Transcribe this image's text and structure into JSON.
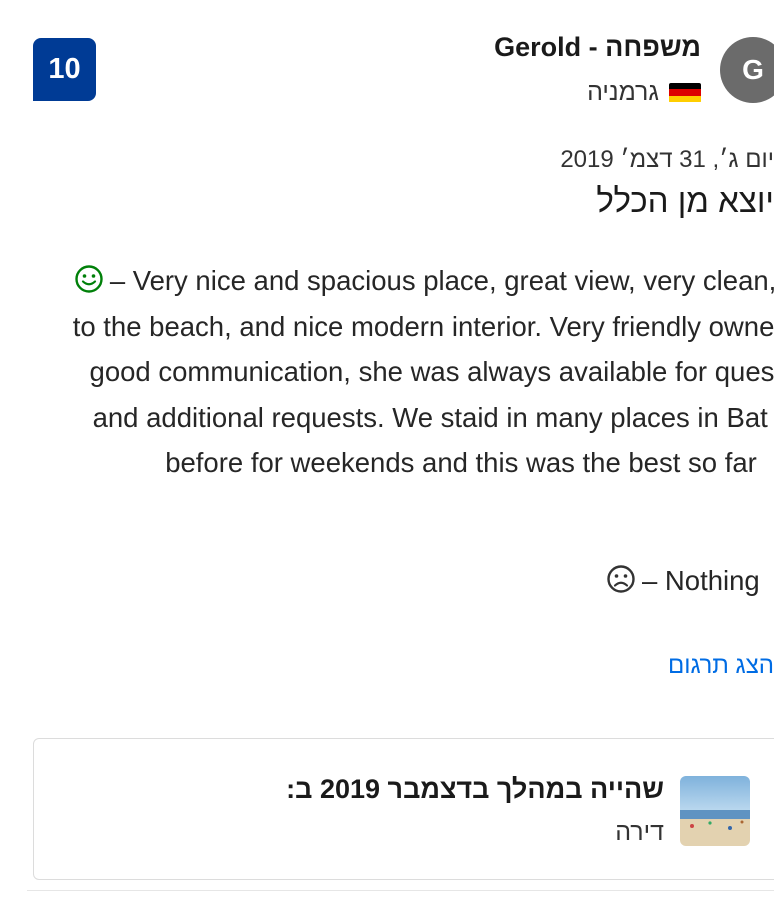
{
  "review": {
    "score": "10",
    "reviewer": {
      "avatar_letter": "G",
      "name": "Gerold - משפחה",
      "country": "גרמניה",
      "flag_colors": [
        "#000000",
        "#dd0000",
        "#ffce00"
      ]
    },
    "date": "יום ג׳, 31 דצמ׳ 2019",
    "title": "יוצא מן הכלל",
    "positive": {
      "icon": "smiley-face-icon",
      "color": "#008009",
      "text": "– Very nice and spacious place, great view, very clean, close to the beach, and nice modern interior. Very friendly owner, very good communication, she was always available for questions and additional requests. We staid in many places in Bat Yam before for weekends and this was the best so far"
    },
    "negative": {
      "icon": "frowning-face-icon",
      "color": "#333333",
      "text": "– Nothing"
    },
    "translate_label": "הצג תרגום"
  },
  "stay": {
    "label": "שהייה במהלך בדצמבר 2019 ב:",
    "room_type": "דירה",
    "thumbnail": "beach-photo"
  },
  "colors": {
    "badge": "#003b95",
    "link": "#006ce4",
    "avatar": "#6b6b6b"
  }
}
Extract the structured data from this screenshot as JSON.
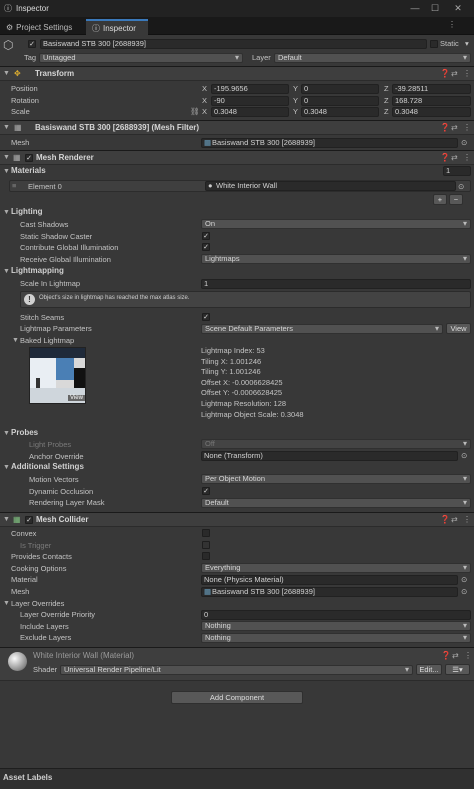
{
  "window": {
    "title": "Inspector"
  },
  "tabs": [
    {
      "label": "Project Settings"
    },
    {
      "label": "Inspector"
    }
  ],
  "object": {
    "name": "Basiswand STB 300 [2688939]",
    "static_label": "Static",
    "tag_label": "Tag",
    "tag_value": "Untagged",
    "layer_label": "Layer",
    "layer_value": "Default"
  },
  "transform": {
    "title": "Transform",
    "position_label": "Position",
    "rotation_label": "Rotation",
    "scale_label": "Scale",
    "position": {
      "x": "-195.9656",
      "y": "0",
      "z": "-39.28511"
    },
    "rotation": {
      "x": "-90",
      "y": "0",
      "z": "168.728"
    },
    "scale": {
      "x": "0.3048",
      "y": "0.3048",
      "z": "0.3048"
    },
    "axis_x": "X",
    "axis_y": "Y",
    "axis_z": "Z"
  },
  "mesh_filter": {
    "title": "Basiswand STB 300 [2688939] (Mesh Filter)",
    "mesh_label": "Mesh",
    "mesh_value": "Basiswand STB 300 [2688939]"
  },
  "mesh_renderer": {
    "title": "Mesh Renderer",
    "materials_label": "Materials",
    "materials_count": "1",
    "element_label": "Element 0",
    "element_value": "White Interior Wall",
    "lighting_label": "Lighting",
    "cast_shadows_label": "Cast Shadows",
    "cast_shadows_value": "On",
    "static_caster_label": "Static Shadow Caster",
    "contribute_gi_label": "Contribute Global Illumination",
    "receive_gi_label": "Receive Global Illumination",
    "receive_gi_value": "Lightmaps",
    "lightmapping_label": "Lightmapping",
    "scale_lightmap_label": "Scale In Lightmap",
    "scale_lightmap_value": "1",
    "warning_text": "Object's size in lightmap has reached the max atlas size.",
    "stitch_label": "Stitch Seams",
    "lm_params_label": "Lightmap Parameters",
    "lm_params_value": "Scene Default Parameters",
    "view_label": "View",
    "baked_label": "Baked Lightmap",
    "thumb_view": "View",
    "lm_info": [
      "Lightmap Index: 53",
      "Tiling X: 1.001246",
      "Tiling Y: 1.001246",
      "Offset X: -0.0006628425",
      "Offset Y: -0.0006628425",
      "Lightmap Resolution: 128",
      "Lightmap Object Scale: 0.3048"
    ],
    "probes_label": "Probes",
    "light_probes_label": "Light Probes",
    "light_probes_value": "Off",
    "anchor_label": "Anchor Override",
    "anchor_value": "None (Transform)",
    "additional_label": "Additional Settings",
    "motion_label": "Motion Vectors",
    "motion_value": "Per Object Motion",
    "dyn_occ_label": "Dynamic Occlusion",
    "rlm_label": "Rendering Layer Mask",
    "rlm_value": "Default"
  },
  "mesh_collider": {
    "title": "Mesh Collider",
    "convex_label": "Convex",
    "trigger_label": "Is Trigger",
    "contacts_label": "Provides Contacts",
    "cooking_label": "Cooking Options",
    "cooking_value": "Everything",
    "material_label": "Material",
    "material_value": "None (Physics Material)",
    "mesh_label": "Mesh",
    "mesh_value": "Basiswand STB 300 [2688939]",
    "overrides_label": "Layer Overrides",
    "priority_label": "Layer Override Priority",
    "priority_value": "0",
    "include_label": "Include Layers",
    "include_value": "Nothing",
    "exclude_label": "Exclude Layers",
    "exclude_value": "Nothing"
  },
  "material": {
    "title": "White Interior Wall (Material)",
    "shader_label": "Shader",
    "shader_value": "Universal Render Pipeline/Lit",
    "edit_label": "Edit..."
  },
  "add_component": "Add Component",
  "asset_labels": "Asset Labels",
  "colors": {
    "accent": "#3a79bb",
    "background": "#383838"
  }
}
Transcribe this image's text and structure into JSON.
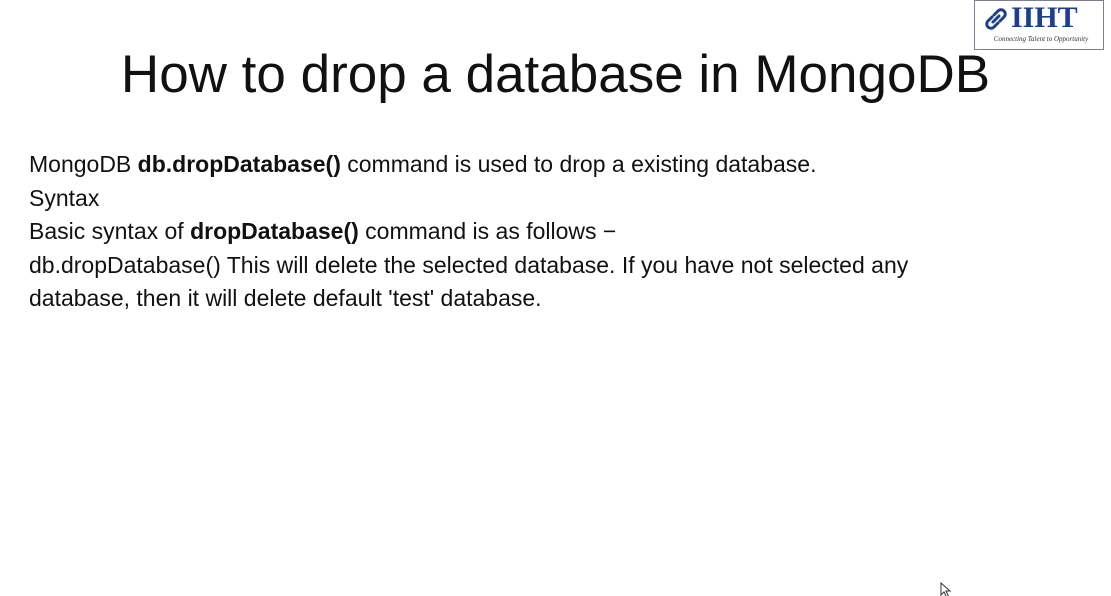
{
  "logo": {
    "brand": "IIHT",
    "tagline": "Connecting Talent to Opportunity",
    "icon": "chain-link-icon",
    "brand_color": "#1e3f8f"
  },
  "slide": {
    "title": "How to drop a database in MongoDB",
    "lines": [
      {
        "pre": "MongoDB ",
        "bold": "db.dropDatabase()",
        "post": " command is used to drop a existing database."
      },
      {
        "text": "Syntax"
      },
      {
        "pre": "Basic syntax of ",
        "bold": "dropDatabase()",
        "post": " command is as follows −"
      },
      {
        "text": "db.dropDatabase() This will delete the selected database. If you have not selected any"
      },
      {
        "text": "database, then it will delete default 'test' database."
      }
    ]
  },
  "cursor": {
    "icon": "mouse-pointer-icon"
  }
}
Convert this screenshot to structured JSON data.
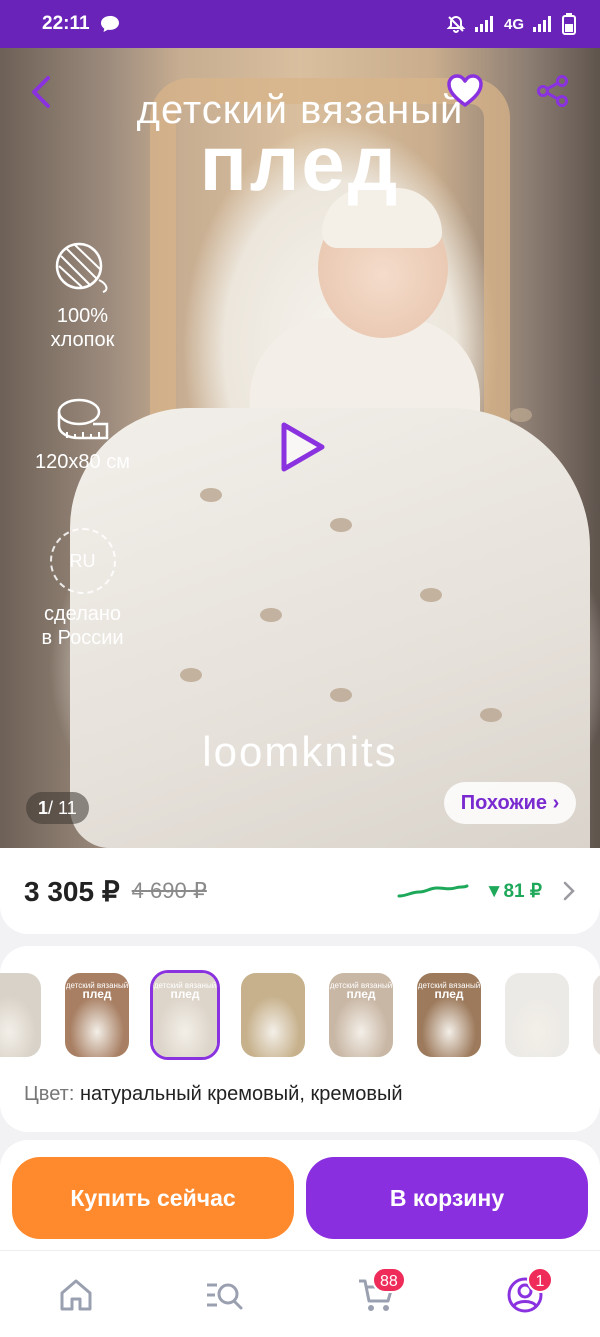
{
  "status_bar": {
    "time": "22:11",
    "network": "4G"
  },
  "hero": {
    "subtitle": "детский вязаный",
    "title": "плед",
    "features": [
      {
        "icon": "yarn-ball-icon",
        "line1": "100%",
        "line2": "хлопок"
      },
      {
        "icon": "measuring-tape-icon",
        "line1": "120х80 см",
        "line2": ""
      },
      {
        "icon": "ru-badge-icon",
        "badge": "RU",
        "line1": "сделано",
        "line2": "в России"
      }
    ],
    "brand": "loomknits",
    "counter_current": "1",
    "counter_total": "/ 11",
    "similar_label": "Похожие ›"
  },
  "price": {
    "current": "3 305 ₽",
    "old": "4 690 ₽",
    "drop": "▼81 ₽",
    "trend_color": "#1ea85a"
  },
  "colors": {
    "label": "Цвет:",
    "value": "натуральный кремовый, кремовый",
    "thumbnails": [
      {
        "tone": "#d9d2c8",
        "title": "",
        "sub": ""
      },
      {
        "tone": "#a87f63",
        "title": "плед",
        "sub": "детский вязаный"
      },
      {
        "tone": "#ddd5ca",
        "title": "плед",
        "sub": "детский вязаный",
        "selected": true
      },
      {
        "tone": "#c7b18c",
        "title": "",
        "sub": ""
      },
      {
        "tone": "#c9b7a5",
        "title": "плед",
        "sub": "детский вязаный"
      },
      {
        "tone": "#9d7a5c",
        "title": "плед",
        "sub": "детский вязаный"
      },
      {
        "tone": "#eceae6",
        "title": "",
        "sub": ""
      },
      {
        "tone": "#e6e1dc",
        "title": "",
        "sub": ""
      }
    ]
  },
  "actions": {
    "buy_now": "Купить сейчас",
    "add_to_cart": "В корзину"
  },
  "nav": {
    "cart_badge": "88",
    "profile_badge": "1"
  },
  "colors_theme": {
    "accent": "#8a2fe0",
    "buy": "#ff8a2e",
    "status": "#6a23b8"
  }
}
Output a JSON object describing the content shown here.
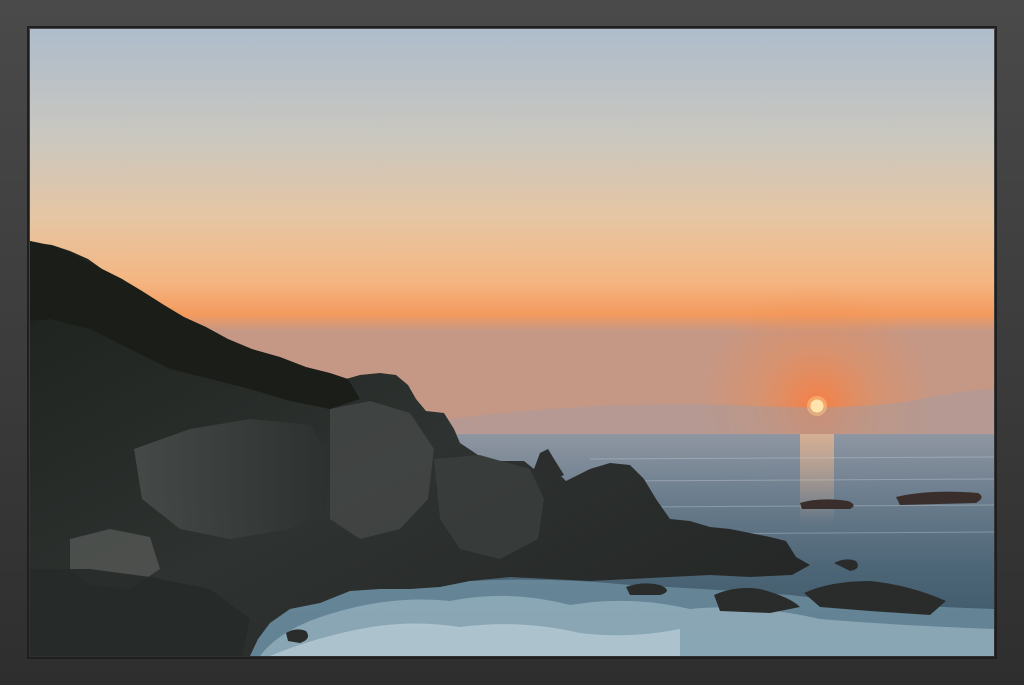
{
  "scene": {
    "subject": "sunset-over-ocean-with-rocky-cliff",
    "frame_color": "#3b3b3b",
    "sky_colors": [
      "#aebccb",
      "#d9cdb8",
      "#f4b682",
      "#f08a4e"
    ],
    "sun_color": "#fff4c8",
    "sea_color": "#3d5868",
    "rock_color": "#2a2b2a"
  }
}
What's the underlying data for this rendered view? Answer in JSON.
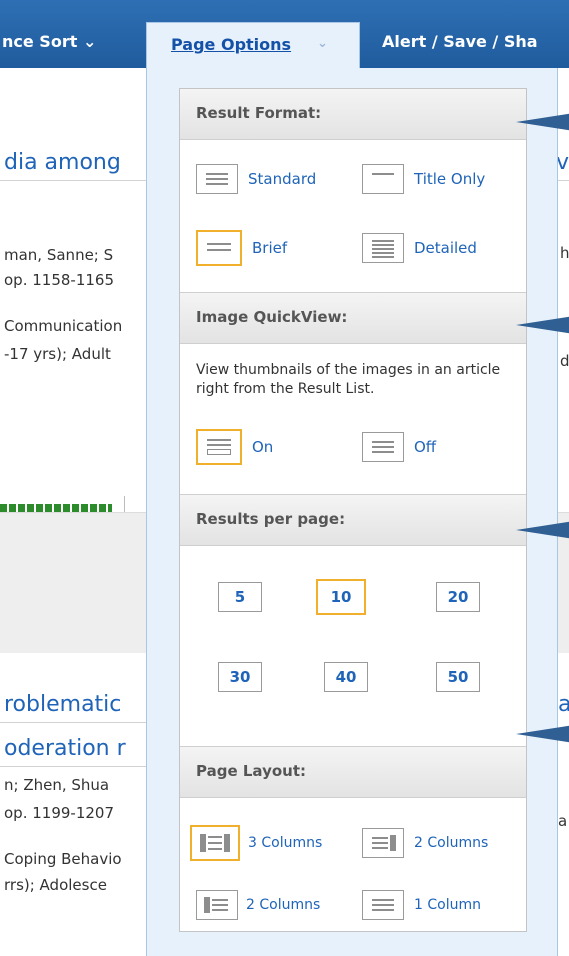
{
  "toolbar": {
    "sort_label": "nce Sort",
    "page_options_label": "Page Options",
    "alert_label": "Alert / Save / Sha"
  },
  "background": {
    "result1_title": "dia among",
    "result1_title_right": "ve",
    "result1_authors": "man, Sanne; S",
    "result1_pages": "op. 1158-1165",
    "result1_subject1": "Communication",
    "result1_subject2": "-17 yrs); Adult",
    "result1_right_a": "h",
    "result1_right_b": "d",
    "result2_title_a": "roblematic",
    "result2_title_b": "oderation r",
    "result2_title_right": "a",
    "result2_authors": "n; Zhen, Shua",
    "result2_pages": "op. 1199-1207",
    "result2_subject1": "Coping Behavio",
    "result2_subject2": "rrs); Adolesce",
    "result2_right": "a"
  },
  "panel": {
    "result_format": {
      "heading": "Result Format:",
      "options": [
        {
          "label": "Standard",
          "icon": "standard-format-icon",
          "selected": false
        },
        {
          "label": "Title Only",
          "icon": "title-only-format-icon",
          "selected": false
        },
        {
          "label": "Brief",
          "icon": "brief-format-icon",
          "selected": true
        },
        {
          "label": "Detailed",
          "icon": "detailed-format-icon",
          "selected": false
        }
      ]
    },
    "image_quickview": {
      "heading": "Image QuickView:",
      "description": "View thumbnails of the images in an article right from the Result List.",
      "on_label": "On",
      "off_label": "Off",
      "selected": "On"
    },
    "results_per_page": {
      "heading": "Results per page:",
      "options": [
        "5",
        "10",
        "20",
        "30",
        "40",
        "50"
      ],
      "selected": "10"
    },
    "page_layout": {
      "heading": "Page Layout:",
      "options": [
        {
          "label": "3 Columns",
          "selected": true
        },
        {
          "label": "2 Columns",
          "selected": false
        },
        {
          "label": "2 Columns",
          "selected": false
        },
        {
          "label": "1 Column",
          "selected": false
        }
      ]
    }
  },
  "colors": {
    "toolbar": "#1f5c9e",
    "panel_bg": "#e7f1fb",
    "link": "#1f64b8",
    "selected_border": "#f1b02b",
    "arrow": "#2f5f93"
  }
}
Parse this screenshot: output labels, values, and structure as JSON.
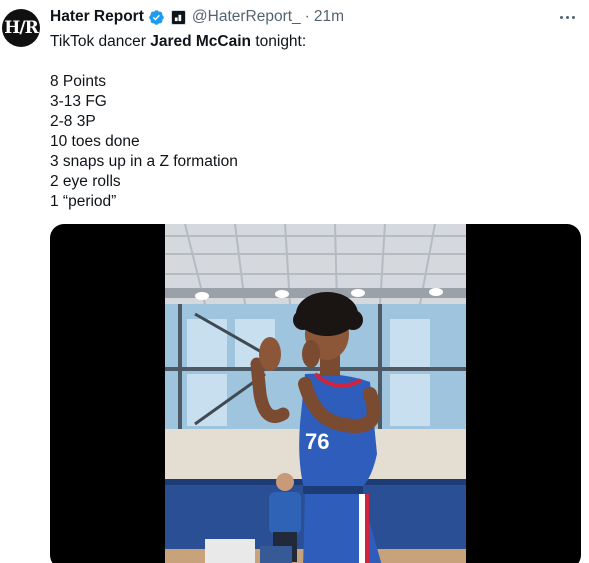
{
  "tweet": {
    "avatar_text": "H/R",
    "display_name": "Hater Report",
    "handle": "@HaterReport_",
    "separator": "·",
    "time": "21m",
    "intro_prefix": "TikTok dancer ",
    "intro_bold": "Jared McCain",
    "intro_suffix": " tonight:",
    "stats": [
      "8 Points",
      "3-13 FG",
      "2-8 3P",
      "10 toes done",
      "3 snaps up in a Z formation",
      "2 eye rolls",
      "1 “period”"
    ],
    "jersey_text": "76"
  },
  "colors": {
    "verified_blue": "#1d9bf0",
    "secondary_text": "#536471",
    "jersey_blue": "#2e5dbb",
    "jersey_red": "#d2233c"
  },
  "icons": [
    "verified-badge-icon",
    "affiliate-badge-icon",
    "more-options-icon"
  ]
}
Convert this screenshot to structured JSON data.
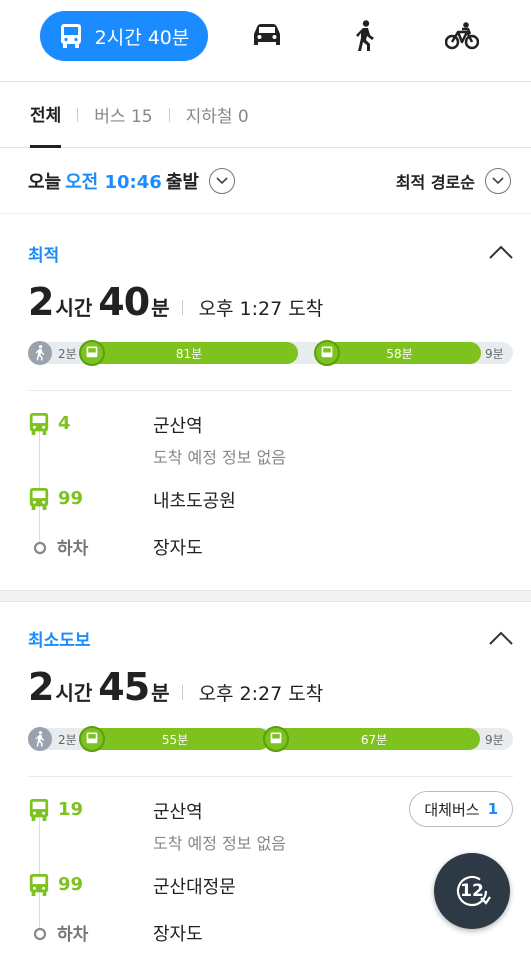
{
  "modes": {
    "transit_label": "2시간 40분",
    "transit_icon": "bus-icon",
    "car_icon": "car-icon",
    "walk_icon": "walk-icon",
    "bike_icon": "bike-icon"
  },
  "tabs": [
    {
      "label": "전체"
    },
    {
      "label": "버스 15"
    },
    {
      "label": "지하철 0"
    }
  ],
  "departure": {
    "prefix": "오늘",
    "time": "오전 10:46",
    "suffix": "출발",
    "sort_label": "최적 경로순"
  },
  "routes": [
    {
      "title": "최적",
      "hours": "2",
      "hours_unit": "시간",
      "minutes": "40",
      "minutes_unit": "분",
      "arrival": "오후 1:27 도착",
      "walk_start": "2분",
      "seg1": "81분",
      "seg2": "58분",
      "walk_end": "9분",
      "steps": [
        {
          "route": "4",
          "stop": "군산역",
          "sub": "도착 예정 정보 없음"
        },
        {
          "route": "99",
          "stop": "내초도공원"
        },
        {
          "off": "하차",
          "stop": "장자도"
        }
      ]
    },
    {
      "title": "최소도보",
      "hours": "2",
      "hours_unit": "시간",
      "minutes": "45",
      "minutes_unit": "분",
      "arrival": "오후 2:27 도착",
      "walk_start": "2분",
      "seg1": "55분",
      "seg2": "67분",
      "walk_end": "9분",
      "alt_bus_label": "대체버스",
      "alt_bus_count": "1",
      "steps": [
        {
          "route": "19",
          "stop": "군산역",
          "sub": "도착 예정 정보 없음"
        },
        {
          "route": "99",
          "stop": "군산대정문"
        },
        {
          "off": "하차",
          "stop": "장자도"
        }
      ]
    }
  ],
  "fab": {
    "label": "12",
    "icon": "refresh-icon"
  },
  "colors": {
    "accent": "#1a8cff",
    "bus": "#7dc21e",
    "fab": "#2d3a45"
  }
}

= = = = = = =

TASK GOAL -> Identify the lines above that contain the word "thumbnails", then copy them.

RESULT FOR THIS EXERCISE ->
    "thumbnails": [
      "description": "View thumbnails of the images in an article right from the Result List.",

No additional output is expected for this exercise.